**Data excerpts:**
··········

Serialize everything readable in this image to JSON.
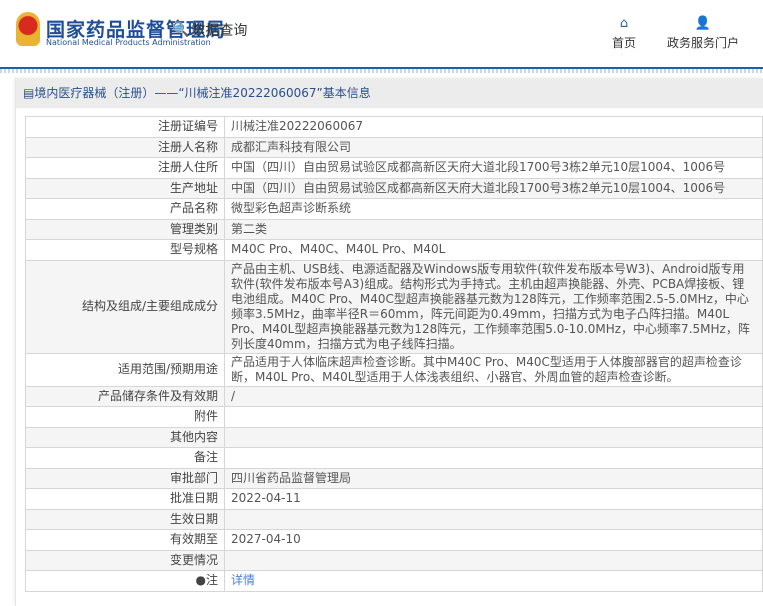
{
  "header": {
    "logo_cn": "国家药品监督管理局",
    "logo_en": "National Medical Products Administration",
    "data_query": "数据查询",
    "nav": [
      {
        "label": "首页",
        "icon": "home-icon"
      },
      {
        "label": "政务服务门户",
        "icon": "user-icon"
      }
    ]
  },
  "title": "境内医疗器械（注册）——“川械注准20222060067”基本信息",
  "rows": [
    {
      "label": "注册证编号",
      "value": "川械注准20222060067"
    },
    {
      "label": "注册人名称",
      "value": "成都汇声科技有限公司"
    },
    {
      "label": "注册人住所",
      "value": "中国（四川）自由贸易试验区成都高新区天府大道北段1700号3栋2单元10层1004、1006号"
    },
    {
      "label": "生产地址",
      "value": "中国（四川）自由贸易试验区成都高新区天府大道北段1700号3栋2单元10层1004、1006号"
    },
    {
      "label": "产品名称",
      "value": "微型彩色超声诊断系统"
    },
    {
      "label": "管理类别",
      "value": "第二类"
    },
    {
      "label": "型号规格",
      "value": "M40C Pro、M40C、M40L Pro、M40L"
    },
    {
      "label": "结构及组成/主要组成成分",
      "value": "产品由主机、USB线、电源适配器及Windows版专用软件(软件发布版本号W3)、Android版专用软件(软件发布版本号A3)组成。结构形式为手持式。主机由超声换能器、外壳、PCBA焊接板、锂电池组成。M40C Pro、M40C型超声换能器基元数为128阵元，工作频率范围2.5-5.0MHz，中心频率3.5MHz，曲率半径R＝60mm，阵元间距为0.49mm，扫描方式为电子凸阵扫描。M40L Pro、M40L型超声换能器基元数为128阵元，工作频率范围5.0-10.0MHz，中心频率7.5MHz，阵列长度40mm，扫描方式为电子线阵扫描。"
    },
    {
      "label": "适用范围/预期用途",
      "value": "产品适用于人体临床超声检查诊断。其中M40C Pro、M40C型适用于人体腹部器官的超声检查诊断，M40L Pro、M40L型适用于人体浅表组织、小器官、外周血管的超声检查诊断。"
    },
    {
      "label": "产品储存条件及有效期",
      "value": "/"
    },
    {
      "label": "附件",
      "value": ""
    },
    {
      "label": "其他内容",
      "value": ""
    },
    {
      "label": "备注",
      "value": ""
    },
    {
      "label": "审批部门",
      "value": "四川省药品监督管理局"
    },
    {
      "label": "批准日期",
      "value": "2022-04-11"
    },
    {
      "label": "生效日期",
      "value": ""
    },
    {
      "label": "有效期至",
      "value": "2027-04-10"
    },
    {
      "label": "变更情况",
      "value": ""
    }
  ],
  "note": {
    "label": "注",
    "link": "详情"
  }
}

··········

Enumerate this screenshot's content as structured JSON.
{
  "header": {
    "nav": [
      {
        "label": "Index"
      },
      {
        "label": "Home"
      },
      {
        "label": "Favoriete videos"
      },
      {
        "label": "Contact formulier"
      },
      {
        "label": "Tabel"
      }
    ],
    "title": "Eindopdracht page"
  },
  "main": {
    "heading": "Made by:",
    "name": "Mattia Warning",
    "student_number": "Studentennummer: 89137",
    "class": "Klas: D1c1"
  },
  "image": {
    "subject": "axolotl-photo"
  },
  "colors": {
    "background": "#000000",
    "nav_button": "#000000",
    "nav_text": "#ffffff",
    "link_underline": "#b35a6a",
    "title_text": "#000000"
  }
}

··········

**Set task:** Whichever lines contain the string "this", select and copy them.

**Result of the exercise:**
Serialize everything readable in this image to JSON.
Enumerate this screenshot's content as structured JSON.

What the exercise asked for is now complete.